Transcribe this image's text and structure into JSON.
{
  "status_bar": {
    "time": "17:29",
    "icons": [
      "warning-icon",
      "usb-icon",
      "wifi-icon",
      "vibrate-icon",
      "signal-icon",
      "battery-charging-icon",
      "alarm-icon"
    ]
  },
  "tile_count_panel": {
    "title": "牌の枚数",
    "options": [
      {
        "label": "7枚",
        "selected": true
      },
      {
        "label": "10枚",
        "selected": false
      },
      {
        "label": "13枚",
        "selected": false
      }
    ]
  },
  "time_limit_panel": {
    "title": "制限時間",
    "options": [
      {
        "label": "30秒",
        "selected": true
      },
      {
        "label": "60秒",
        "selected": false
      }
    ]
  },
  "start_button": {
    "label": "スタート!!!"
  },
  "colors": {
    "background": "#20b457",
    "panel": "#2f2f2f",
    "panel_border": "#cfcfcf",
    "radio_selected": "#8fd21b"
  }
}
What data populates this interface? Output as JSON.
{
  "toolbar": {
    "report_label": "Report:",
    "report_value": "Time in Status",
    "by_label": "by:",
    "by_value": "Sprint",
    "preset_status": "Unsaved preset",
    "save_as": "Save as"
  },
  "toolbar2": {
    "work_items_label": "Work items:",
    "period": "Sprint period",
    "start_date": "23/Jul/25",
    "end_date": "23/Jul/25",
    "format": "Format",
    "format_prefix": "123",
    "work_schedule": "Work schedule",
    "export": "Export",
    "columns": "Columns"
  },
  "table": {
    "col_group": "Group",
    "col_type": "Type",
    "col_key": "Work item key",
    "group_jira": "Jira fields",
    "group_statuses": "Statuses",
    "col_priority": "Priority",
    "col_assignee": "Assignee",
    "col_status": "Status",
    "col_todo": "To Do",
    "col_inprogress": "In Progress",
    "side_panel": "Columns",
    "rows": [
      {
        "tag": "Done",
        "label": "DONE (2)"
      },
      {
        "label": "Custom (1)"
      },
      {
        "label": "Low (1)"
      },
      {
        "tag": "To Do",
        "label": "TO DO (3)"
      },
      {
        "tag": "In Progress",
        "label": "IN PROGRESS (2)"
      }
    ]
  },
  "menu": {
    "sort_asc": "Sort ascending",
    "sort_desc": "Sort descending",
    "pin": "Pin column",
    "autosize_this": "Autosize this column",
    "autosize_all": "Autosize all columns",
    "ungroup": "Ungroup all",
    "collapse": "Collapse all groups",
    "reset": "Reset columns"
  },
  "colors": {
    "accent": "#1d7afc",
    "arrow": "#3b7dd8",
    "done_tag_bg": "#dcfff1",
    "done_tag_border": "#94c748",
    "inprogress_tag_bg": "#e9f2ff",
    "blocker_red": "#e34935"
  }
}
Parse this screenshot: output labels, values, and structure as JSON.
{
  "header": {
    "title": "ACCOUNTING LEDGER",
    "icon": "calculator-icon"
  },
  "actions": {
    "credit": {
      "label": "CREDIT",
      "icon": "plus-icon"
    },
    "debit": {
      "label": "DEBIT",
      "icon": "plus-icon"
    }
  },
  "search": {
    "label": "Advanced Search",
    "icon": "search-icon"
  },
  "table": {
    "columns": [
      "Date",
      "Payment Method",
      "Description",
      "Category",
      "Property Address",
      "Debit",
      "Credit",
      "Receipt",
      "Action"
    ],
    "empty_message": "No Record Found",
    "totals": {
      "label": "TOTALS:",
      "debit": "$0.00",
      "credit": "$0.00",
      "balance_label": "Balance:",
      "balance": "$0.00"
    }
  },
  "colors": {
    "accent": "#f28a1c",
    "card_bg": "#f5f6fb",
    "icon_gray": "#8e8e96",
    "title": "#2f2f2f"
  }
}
☆ ☆ ☆ ☆ ☆ ☆ ☆
◆ **TASK TO CARRY OUT**
Copy each line of the preceding data that contains the string "Sort".

◆ **THE OUTPUT**
    "sort_asc": "Sort ascending",
    "sort_desc": "Sort descending",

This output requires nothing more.